→ **Short problem**
Copy all lines in which the word "color" can be found.

----- Dataset extract -----

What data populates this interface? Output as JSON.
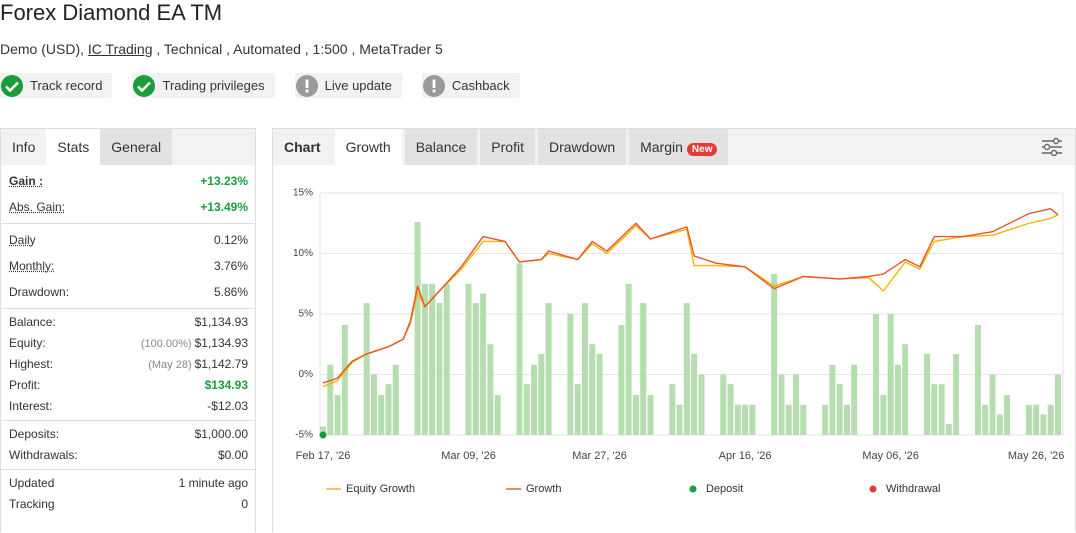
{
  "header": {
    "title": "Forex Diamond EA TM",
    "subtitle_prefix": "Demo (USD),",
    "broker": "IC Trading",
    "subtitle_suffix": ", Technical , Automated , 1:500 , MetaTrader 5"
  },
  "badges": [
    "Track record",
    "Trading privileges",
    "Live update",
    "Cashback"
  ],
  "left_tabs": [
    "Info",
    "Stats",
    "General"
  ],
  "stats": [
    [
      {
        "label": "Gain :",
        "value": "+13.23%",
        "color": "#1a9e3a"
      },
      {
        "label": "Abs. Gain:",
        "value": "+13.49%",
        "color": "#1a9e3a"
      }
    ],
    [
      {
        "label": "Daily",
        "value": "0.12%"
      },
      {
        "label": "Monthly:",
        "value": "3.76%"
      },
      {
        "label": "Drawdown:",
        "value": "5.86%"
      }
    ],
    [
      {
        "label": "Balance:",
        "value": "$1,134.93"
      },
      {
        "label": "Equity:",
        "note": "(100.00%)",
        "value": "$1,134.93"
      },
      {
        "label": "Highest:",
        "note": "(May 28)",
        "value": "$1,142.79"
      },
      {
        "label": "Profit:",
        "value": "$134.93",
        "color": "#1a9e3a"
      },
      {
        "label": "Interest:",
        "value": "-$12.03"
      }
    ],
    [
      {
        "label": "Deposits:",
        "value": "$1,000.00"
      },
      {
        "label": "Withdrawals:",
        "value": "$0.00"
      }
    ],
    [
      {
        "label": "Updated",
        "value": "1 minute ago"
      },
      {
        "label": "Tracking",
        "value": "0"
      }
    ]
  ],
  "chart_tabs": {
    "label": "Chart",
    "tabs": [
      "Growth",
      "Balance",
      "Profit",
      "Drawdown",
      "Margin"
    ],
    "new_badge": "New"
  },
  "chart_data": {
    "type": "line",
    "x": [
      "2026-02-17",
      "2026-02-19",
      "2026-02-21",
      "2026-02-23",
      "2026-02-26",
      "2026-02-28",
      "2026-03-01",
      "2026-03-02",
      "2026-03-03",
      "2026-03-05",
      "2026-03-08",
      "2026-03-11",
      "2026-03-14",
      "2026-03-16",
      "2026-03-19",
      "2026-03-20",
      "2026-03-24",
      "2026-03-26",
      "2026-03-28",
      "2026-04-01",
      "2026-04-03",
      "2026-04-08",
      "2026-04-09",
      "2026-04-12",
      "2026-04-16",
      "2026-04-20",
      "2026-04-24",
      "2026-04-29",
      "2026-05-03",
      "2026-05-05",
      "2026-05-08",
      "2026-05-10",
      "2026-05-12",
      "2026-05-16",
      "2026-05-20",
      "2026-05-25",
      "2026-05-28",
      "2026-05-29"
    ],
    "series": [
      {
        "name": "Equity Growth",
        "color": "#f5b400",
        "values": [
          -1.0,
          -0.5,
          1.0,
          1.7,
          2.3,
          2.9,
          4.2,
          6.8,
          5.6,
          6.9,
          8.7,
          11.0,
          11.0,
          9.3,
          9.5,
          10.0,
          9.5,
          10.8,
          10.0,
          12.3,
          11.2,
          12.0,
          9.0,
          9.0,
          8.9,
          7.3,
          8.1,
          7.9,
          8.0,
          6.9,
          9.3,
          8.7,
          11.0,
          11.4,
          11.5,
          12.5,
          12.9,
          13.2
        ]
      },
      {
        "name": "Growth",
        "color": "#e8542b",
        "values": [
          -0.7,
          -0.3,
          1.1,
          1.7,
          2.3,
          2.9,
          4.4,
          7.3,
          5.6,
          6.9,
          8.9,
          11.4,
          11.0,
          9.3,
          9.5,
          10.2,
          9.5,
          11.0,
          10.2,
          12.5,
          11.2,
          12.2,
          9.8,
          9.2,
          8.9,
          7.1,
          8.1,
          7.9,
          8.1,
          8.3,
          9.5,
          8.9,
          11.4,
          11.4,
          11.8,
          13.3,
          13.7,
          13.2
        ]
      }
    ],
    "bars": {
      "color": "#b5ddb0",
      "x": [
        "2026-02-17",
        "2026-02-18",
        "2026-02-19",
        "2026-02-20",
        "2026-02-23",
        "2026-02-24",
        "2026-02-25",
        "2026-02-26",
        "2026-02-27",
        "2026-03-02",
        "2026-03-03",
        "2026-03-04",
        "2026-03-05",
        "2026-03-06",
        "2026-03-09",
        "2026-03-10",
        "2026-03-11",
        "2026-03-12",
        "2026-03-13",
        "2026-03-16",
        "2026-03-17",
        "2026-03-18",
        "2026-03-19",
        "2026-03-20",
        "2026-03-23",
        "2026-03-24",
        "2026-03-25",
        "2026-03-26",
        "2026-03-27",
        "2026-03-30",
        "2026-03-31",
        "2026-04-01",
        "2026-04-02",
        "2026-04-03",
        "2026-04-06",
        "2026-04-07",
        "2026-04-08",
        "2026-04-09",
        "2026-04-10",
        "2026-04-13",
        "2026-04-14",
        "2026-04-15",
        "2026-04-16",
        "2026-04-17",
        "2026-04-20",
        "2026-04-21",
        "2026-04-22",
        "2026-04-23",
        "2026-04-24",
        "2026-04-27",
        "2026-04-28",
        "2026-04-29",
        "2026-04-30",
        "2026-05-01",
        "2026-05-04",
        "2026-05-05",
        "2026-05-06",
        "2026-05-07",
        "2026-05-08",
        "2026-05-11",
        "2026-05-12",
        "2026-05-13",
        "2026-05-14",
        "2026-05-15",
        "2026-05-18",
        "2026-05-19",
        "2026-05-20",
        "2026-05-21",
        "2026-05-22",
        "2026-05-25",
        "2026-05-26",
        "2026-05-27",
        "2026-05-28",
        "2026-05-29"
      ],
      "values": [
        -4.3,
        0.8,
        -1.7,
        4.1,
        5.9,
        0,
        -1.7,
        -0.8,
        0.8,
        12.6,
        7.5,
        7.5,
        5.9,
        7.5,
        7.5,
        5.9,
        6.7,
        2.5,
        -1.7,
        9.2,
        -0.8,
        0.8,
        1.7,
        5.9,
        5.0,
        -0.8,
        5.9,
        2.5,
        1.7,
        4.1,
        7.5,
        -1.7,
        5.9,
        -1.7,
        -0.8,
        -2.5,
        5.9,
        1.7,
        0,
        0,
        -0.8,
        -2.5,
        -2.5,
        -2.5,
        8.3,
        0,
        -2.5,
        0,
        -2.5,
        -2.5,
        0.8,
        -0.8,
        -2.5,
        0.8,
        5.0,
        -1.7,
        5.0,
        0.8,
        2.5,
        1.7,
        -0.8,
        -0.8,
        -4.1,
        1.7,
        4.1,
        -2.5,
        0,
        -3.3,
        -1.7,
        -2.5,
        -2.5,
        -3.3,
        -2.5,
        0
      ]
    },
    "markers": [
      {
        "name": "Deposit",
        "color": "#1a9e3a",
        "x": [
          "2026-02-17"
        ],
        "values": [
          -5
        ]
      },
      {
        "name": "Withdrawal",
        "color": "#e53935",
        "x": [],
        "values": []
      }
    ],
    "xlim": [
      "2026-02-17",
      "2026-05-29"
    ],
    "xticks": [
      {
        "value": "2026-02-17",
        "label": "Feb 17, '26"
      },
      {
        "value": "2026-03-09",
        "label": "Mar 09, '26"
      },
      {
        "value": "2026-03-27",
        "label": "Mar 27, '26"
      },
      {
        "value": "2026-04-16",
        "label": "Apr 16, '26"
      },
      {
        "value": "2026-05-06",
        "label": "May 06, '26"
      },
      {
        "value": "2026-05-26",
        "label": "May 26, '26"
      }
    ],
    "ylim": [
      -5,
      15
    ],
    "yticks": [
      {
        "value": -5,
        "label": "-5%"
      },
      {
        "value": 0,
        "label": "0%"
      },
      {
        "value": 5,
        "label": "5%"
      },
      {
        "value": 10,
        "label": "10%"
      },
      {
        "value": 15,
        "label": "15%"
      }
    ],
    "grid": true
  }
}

-----

→ **Solution to this task**
        "color": "#1a9e3a"
        "color": "#1a9e3a"
        "color": "#1a9e3a"
        "color": "#f5b400",
        "color": "#e8542b",
      "color": "#b5ddb0",
        "color": "#1a9e3a",
        "color": "#e53935",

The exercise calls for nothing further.